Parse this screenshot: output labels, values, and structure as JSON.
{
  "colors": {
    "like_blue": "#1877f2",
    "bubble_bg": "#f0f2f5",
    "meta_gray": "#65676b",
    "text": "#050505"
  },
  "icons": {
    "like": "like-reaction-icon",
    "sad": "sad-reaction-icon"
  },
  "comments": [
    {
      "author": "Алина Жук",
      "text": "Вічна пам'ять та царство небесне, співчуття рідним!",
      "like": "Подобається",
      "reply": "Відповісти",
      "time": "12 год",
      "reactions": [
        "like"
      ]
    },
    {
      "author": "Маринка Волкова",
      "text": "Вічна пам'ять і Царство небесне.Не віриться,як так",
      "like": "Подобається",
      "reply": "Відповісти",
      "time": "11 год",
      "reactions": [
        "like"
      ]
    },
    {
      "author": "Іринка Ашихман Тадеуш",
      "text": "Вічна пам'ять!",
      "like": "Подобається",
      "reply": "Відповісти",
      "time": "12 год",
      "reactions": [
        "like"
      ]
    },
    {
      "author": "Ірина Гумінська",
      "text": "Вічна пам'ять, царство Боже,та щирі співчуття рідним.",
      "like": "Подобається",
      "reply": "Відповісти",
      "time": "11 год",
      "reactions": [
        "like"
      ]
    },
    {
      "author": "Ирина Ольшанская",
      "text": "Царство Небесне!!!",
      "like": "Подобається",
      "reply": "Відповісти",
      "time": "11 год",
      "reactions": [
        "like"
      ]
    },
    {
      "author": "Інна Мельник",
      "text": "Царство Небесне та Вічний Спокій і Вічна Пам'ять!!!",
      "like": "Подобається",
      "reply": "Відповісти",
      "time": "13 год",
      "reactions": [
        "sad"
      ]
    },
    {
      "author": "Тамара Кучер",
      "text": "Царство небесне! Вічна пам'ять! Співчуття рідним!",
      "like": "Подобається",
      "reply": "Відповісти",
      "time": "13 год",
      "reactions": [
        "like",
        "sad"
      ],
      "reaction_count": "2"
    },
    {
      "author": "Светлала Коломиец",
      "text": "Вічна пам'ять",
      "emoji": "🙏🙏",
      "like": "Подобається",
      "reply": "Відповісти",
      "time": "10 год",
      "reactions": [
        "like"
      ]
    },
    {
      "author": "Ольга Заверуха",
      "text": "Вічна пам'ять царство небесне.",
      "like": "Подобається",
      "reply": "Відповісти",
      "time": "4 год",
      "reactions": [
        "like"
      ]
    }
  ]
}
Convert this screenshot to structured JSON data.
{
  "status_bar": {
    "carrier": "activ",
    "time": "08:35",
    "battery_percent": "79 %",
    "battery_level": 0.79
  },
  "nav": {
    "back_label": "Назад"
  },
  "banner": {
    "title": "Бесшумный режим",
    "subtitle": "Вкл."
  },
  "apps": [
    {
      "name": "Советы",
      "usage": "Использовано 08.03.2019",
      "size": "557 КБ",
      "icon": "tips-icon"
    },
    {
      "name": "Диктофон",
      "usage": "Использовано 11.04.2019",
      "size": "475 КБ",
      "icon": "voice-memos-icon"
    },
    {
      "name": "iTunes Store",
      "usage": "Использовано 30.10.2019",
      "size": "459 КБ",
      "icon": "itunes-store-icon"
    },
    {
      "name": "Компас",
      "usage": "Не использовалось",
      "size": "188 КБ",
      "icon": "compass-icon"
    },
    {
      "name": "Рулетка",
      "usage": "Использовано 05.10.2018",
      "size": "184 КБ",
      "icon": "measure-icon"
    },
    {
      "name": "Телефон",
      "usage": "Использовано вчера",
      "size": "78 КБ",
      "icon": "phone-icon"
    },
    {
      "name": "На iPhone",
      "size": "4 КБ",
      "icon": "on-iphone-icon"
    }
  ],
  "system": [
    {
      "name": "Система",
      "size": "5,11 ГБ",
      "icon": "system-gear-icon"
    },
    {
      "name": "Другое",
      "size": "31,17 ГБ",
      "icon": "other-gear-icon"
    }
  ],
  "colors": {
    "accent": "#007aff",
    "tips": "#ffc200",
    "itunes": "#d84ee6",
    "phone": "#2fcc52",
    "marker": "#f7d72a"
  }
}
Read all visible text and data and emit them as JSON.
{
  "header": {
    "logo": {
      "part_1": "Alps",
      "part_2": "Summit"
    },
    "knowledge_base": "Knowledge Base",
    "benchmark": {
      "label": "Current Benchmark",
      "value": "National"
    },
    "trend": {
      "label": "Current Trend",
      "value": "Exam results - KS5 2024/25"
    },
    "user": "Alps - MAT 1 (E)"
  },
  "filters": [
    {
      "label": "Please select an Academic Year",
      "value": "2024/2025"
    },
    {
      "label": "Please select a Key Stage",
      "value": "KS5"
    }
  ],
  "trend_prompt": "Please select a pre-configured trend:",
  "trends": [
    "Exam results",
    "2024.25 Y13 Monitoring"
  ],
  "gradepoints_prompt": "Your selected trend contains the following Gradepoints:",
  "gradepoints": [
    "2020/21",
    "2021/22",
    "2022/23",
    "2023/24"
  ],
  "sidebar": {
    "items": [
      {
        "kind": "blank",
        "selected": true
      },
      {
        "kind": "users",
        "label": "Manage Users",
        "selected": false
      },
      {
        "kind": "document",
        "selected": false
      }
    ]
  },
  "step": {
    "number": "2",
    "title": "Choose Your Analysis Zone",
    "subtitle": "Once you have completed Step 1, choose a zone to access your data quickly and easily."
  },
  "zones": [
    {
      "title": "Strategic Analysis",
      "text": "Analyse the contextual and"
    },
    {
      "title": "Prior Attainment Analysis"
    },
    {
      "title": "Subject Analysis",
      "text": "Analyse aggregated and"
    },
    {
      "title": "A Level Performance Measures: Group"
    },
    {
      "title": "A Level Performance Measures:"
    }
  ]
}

» **What is asked**:
List all lines from the entries that include the word "Measures".

» **Exercise result**:
      "title": "A Level Performance Measures: Group"
      "title": "A Level Performance Measures:"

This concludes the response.